Task statement: Return every line below as is, leaving out the pictures.

Rows:
════════════════

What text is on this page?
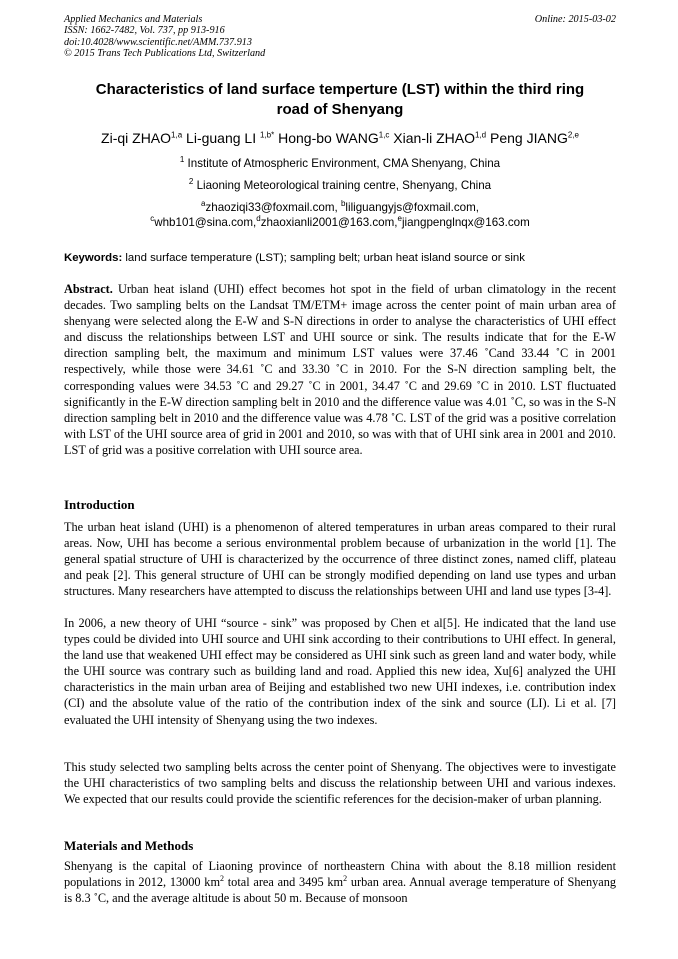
Applied Mechanics and Materials
ISSN: 1662-7482, Vol. 737, pp 913-916
doi:10.4028/www.scientific.net/AMM.737.913
© 2015 Trans Tech Publications Ltd, Switzerland
Online: 2015-03-02
Characteristics of land surface temperture (LST) within the third ring
road of Shenyang
Zi-qi ZHAO$^{1,a}$ Li-guang LI $^{1,b*}$ Hong-bo WANG$^{1,c}$ Xian-li ZHAO$^{1,d}$ Peng JIANG$^{2,e}$
$^1$ Institute of Atmospheric Environment, CMA Shenyang, China
$^2$ Liaoning Meteorological training centre, Shenyang, China
$^a$zhaoziqi33@foxmail.com, $^b$liliguangyjs@foxmail.com,
$^c$whb101@sina.com,$^d$zhaoxianli2001@163.com,$^e$jiangpenglnqx@163.com
Keywords: land surface temperature (LST); sampling belt; urban heat island source or sink
Abstract. Urban heat island (UHI) effect becomes hot spot in the field of urban climatology in the recent decades. Two sampling belts on the Landsat TM/ETM+ image across the center point of main urban area of shenyang were selected along the E-W and S-N directions in order to analyse the characteristics of UHI effect and discuss the relationships between LST and UHI source or sink. The results indicate that for the E-W direction sampling belt, the maximum and minimum LST values were 37.46 ˚Cand 33.44 ˚C in 2001 respectively, while those were 34.61 ˚C and 33.30 ˚C in 2010. For the S-N direction sampling belt, the corresponding values were 34.53 ˚C and 29.27 ˚C in 2001, 34.47 ˚C and 29.69 ˚C in 2010. LST fluctuated significantly in the E-W direction sampling belt in 2010 and the difference value was 4.01 ˚C, so was in the S-N direction sampling belt in 2010 and the difference value was 4.78 ˚C. LST of the grid was a positive correlation with LST of the UHI source area of grid in 2001 and 2010, so was with that of UHI sink area in 2001 and 2010. LST of grid was a positive correlation with UHI source area.
Introduction
The urban heat island (UHI) is a phenomenon of altered temperatures in urban areas compared to their rural areas. Now, UHI has become a serious environmental problem because of urbanization in the world [1]. The general spatial structure of UHI is characterized by the occurrence of three distinct zones, named cliff, plateau and peak [2]. This general structure of UHI can be strongly modified depending on land use types and urban structures. Many researchers have attempted to discuss the relationships between UHI and land use types [3-4].
In 2006, a new theory of UHI “source - sink” was proposed by Chen et al[5]. He indicated that the land use types could be divided into UHI source and UHI sink according to their contributions to UHI effect. In general, the land use that weakened UHI effect may be considered as UHI sink such as green land and water body, while the UHI source was contrary such as building land and road. Applied this new idea, Xu[6] analyzed the UHI characteristics in the main urban area of Beijing and established two new UHI indexes, i.e. contribution index (CI) and the absolute value of the ratio of the contribution index of the sink and source (LI). Li et al. [7] evaluated the UHI intensity of Shenyang using the two indexes.
This study selected two sampling belts across the center point of Shenyang. The objectives were to investigate the UHI characteristics of two sampling belts and discuss the relationship between UHI and various indexes. We expected that our results could provide the scientific references for the decision-maker of urban planning.
Materials and Methods
Shenyang is the capital of Liaoning province of northeastern China with about the 8.18 million resident populations in 2012, 13000 $km^2$ total area and 3495 $km^2$ urban area. Annual average temperature of Shenyang is 8.3 ˚C, and the average altitude is about 50 m. Because of monsoon
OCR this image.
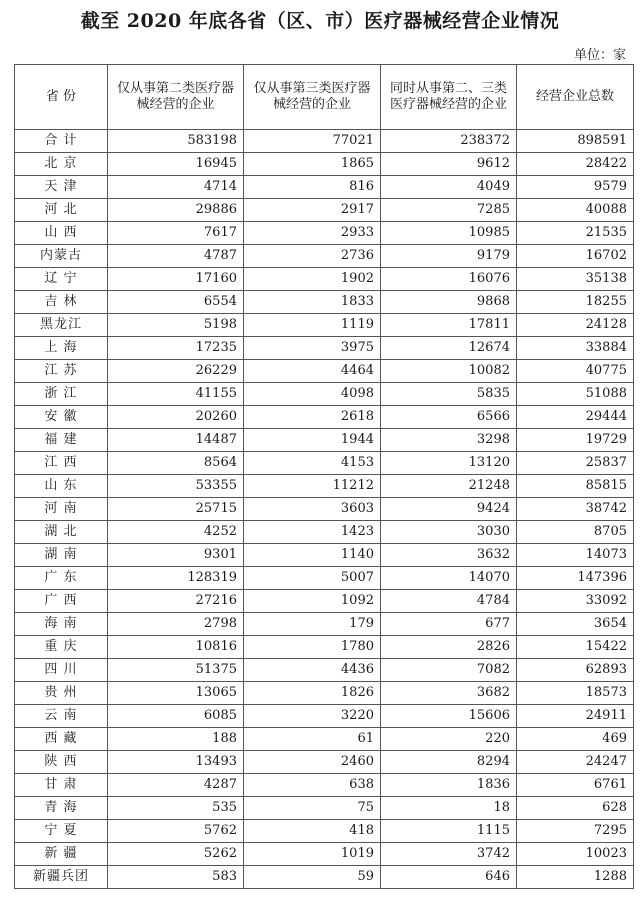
截至 2020 年底各省（区、市）医疗器械经营企业情况
单位：家
省 份	仅从事第二类医疗器械经营的企业	仅从事第三类医疗器械经营的企业	同时从事第二、三类医疗器械经营的企业	经营企业总数
合 计	583198	77021	238372	898591
北 京	16945	1865	9612	28422
天 津	4714	816	4049	9579
河 北	29886	2917	7285	40088
山 西	7617	2933	10985	21535
内蒙古	4787	2736	9179	16702
辽 宁	17160	1902	16076	35138
吉 林	6554	1833	9868	18255
黑龙江	5198	1119	17811	24128
上 海	17235	3975	12674	33884
江 苏	26229	4464	10082	40775
浙 江	41155	4098	5835	51088
安 徽	20260	2618	6566	29444
福 建	14487	1944	3298	19729
江 西	8564	4153	13120	25837
山 东	53355	11212	21248	85815
河 南	25715	3603	9424	38742
湖 北	4252	1423	3030	8705
湖 南	9301	1140	3632	14073
广 东	128319	5007	14070	147396
广 西	27216	1092	4784	33092
海 南	2798	179	677	3654
重 庆	10816	1780	2826	15422
四 川	51375	4436	7082	62893
贵 州	13065	1826	3682	18573
云 南	6085	3220	15606	24911
西 藏	188	61	220	469
陕 西	13493	2460	8294	24247
甘 肃	4287	638	1836	6761
青 海	535	75	18	628
宁 夏	5762	418	1115	7295
新 疆	5262	1019	3742	10023
新疆兵团	583	59	646	1288
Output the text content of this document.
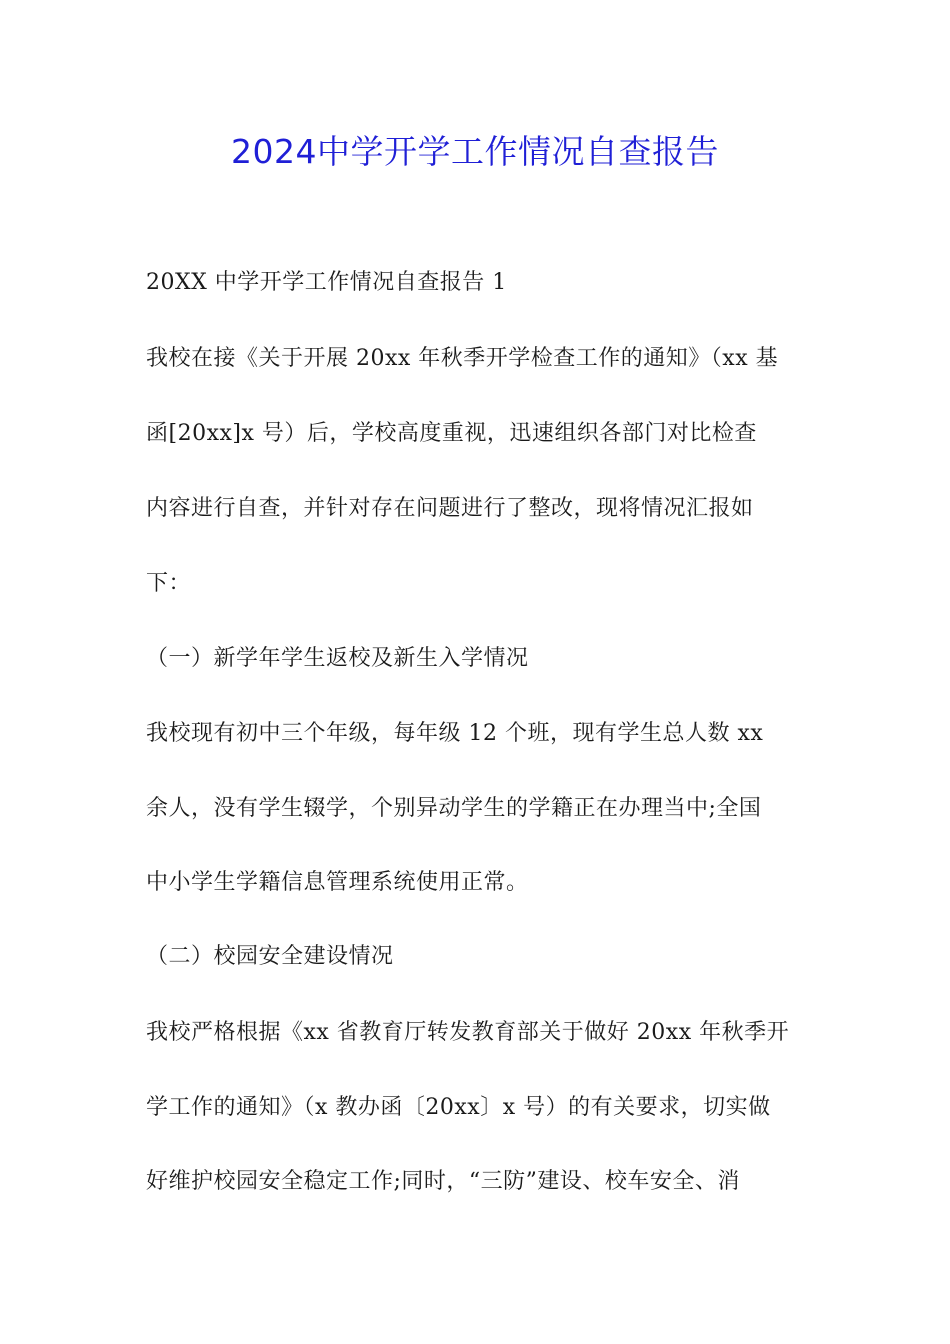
2024中学开学工作情况自查报告
20XX 中学开学工作情况自查报告 1
我校在接《关于开展 20xx 年秋季开学检查工作的通知》（xx 基
函[20xx]x 号）后，学校高度重视，迅速组织各部门对比检查
内容进行自查，并针对存在问题进行了整改，现将情况汇报如
下：
（一）新学年学生返校及新生入学情况
我校现有初中三个年级，每年级 12 个班，现有学生总人数 xx
余人，没有学生辍学，个别异动学生的学籍正在办理当中;全国
中小学生学籍信息管理系统使用正常。
（二）校园安全建设情况
我校严格根据《xx 省教育厅转发教育部关于做好 20xx 年秋季开
学工作的通知》（x 教办函〔20xx〕x 号）的有关要求，切实做
好维护校园安全稳定工作;同时，“三防”建设、校车安全、消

════════════════

Final result:
What text is on this page?
Applied Mechanics and Materials
ISSN: 1662-7482, Vol. 737, pp 913-916
doi:10.4028/www.scientific.net/AMM.737.913
© 2015 Trans Tech Publications Ltd, Switzerland
Online: 2015-03-02
Characteristics of land surface temperture (LST) within the third ring
road of Shenyang
Zi-qi ZHAO$^{1,a}$ Li-guang LI $^{1,b*}$ Hong-bo WANG$^{1,c}$ Xian-li ZHAO$^{1,d}$ Peng JIANG$^{2,e}$
$^1$ Institute of Atmospheric Environment, CMA Shenyang, China
$^2$ Liaoning Meteorological training centre, Shenyang, China
$^a$zhaoziqi33@foxmail.com, $^b$liliguangyjs@foxmail.com,
$^c$whb101@sina.com,$^d$zhaoxianli2001@163.com,$^e$jiangpenglnqx@163.com
Keywords: land surface temperature (LST); sampling belt; urban heat island source or sink
Abstract. Urban heat island (UHI) effect becomes hot spot in the field of urban climatology in the recent decades. Two sampling belts on the Landsat TM/ETM+ image across the center point of main urban area of shenyang were selected along the E-W and S-N directions in order to analyse the characteristics of UHI effect and discuss the relationships between LST and UHI source or sink. The results indicate that for the E-W direction sampling belt, the maximum and minimum LST values were 37.46 ˚Cand 33.44 ˚C in 2001 respectively, while those were 34.61 ˚C and 33.30 ˚C in 2010. For the S-N direction sampling belt, the corresponding values were 34.53 ˚C and 29.27 ˚C in 2001, 34.47 ˚C and 29.69 ˚C in 2010. LST fluctuated significantly in the E-W direction sampling belt in 2010 and the difference value was 4.01 ˚C, so was in the S-N direction sampling belt in 2010 and the difference value was 4.78 ˚C. LST of the grid was a positive correlation with LST of the UHI source area of grid in 2001 and 2010, so was with that of UHI sink area in 2001 and 2010. LST of grid was a positive correlation with UHI source area.
Introduction
The urban heat island (UHI) is a phenomenon of altered temperatures in urban areas compared to their rural areas. Now, UHI has become a serious environmental problem because of urbanization in the world [1]. The general spatial structure of UHI is characterized by the occurrence of three distinct zones, named cliff, plateau and peak [2]. This general structure of UHI can be strongly modified depending on land use types and urban structures. Many researchers have attempted to discuss the relationships between UHI and land use types [3-4].
In 2006, a new theory of UHI “source - sink” was proposed by Chen et al[5]. He indicated that the land use types could be divided into UHI source and UHI sink according to their contributions to UHI effect. In general, the land use that weakened UHI effect may be considered as UHI sink such as green land and water body, while the UHI source was contrary such as building land and road. Applied this new idea, Xu[6] analyzed the UHI characteristics in the main urban area of Beijing and established two new UHI indexes, i.e. contribution index (CI) and the absolute value of the ratio of the contribution index of the sink and source (LI). Li et al. [7] evaluated the UHI intensity of Shenyang using the two indexes.
This study selected two sampling belts across the center point of Shenyang. The objectives were to investigate the UHI characteristics of two sampling belts and discuss the relationship between UHI and various indexes. We expected that our results could provide the scientific references for the decision-maker of urban planning.
Materials and Methods
Shenyang is the capital of Liaoning province of northeastern China with about the 8.18 million resident populations in 2012, 13000 $km^2$ total area and 3495 $km^2$ urban area. Annual average temperature of Shenyang is 8.3 ˚C, and the average altitude is about 50 m. Because of monsoon
OCR this image.
截至 2020 年底各省（区、市）医疗器械经营企业情况
单位：家
省 份	仅从事第二类医疗器械经营的企业	仅从事第三类医疗器械经营的企业	同时从事第二、三类医疗器械经营的企业	经营企业总数
合 计	583198	77021	238372	898591
北 京	16945	1865	9612	28422
天 津	4714	816	4049	9579
河 北	29886	2917	7285	40088
山 西	7617	2933	10985	21535
内蒙古	4787	2736	9179	16702
辽 宁	17160	1902	16076	35138
吉 林	6554	1833	9868	18255
黑龙江	5198	1119	17811	24128
上 海	17235	3975	12674	33884
江 苏	26229	4464	10082	40775
浙 江	41155	4098	5835	51088
安 徽	20260	2618	6566	29444
福 建	14487	1944	3298	19729
江 西	8564	4153	13120	25837
山 东	53355	11212	21248	85815
河 南	25715	3603	9424	38742
湖 北	4252	1423	3030	8705
湖 南	9301	1140	3632	14073
广 东	128319	5007	14070	147396
广 西	27216	1092	4784	33092
海 南	2798	179	677	3654
重 庆	10816	1780	2826	15422
四 川	51375	4436	7082	62893
贵 州	13065	1826	3682	18573
云 南	6085	3220	15606	24911
西 藏	188	61	220	469
陕 西	13493	2460	8294	24247
甘 肃	4287	638	1836	6761
青 海	535	75	18	628
宁 夏	5762	418	1115	7295
新 疆	5262	1019	3742	10023
新疆兵团	583	59	646	1288
Output the text content of this document.
2024中学开学工作情况自查报告
20XX 中学开学工作情况自查报告 1
我校在接《关于开展 20xx 年秋季开学检查工作的通知》（xx 基
函[20xx]x 号）后，学校高度重视，迅速组织各部门对比检查
内容进行自查，并针对存在问题进行了整改，现将情况汇报如
下：
（一）新学年学生返校及新生入学情况
我校现有初中三个年级，每年级 12 个班，现有学生总人数 xx
余人，没有学生辍学，个别异动学生的学籍正在办理当中;全国
中小学生学籍信息管理系统使用正常。
（二）校园安全建设情况
我校严格根据《xx 省教育厅转发教育部关于做好 20xx 年秋季开
学工作的通知》（x 教办函〔20xx〕x 号）的有关要求，切实做
好维护校园安全稳定工作;同时，“三防”建设、校车安全、消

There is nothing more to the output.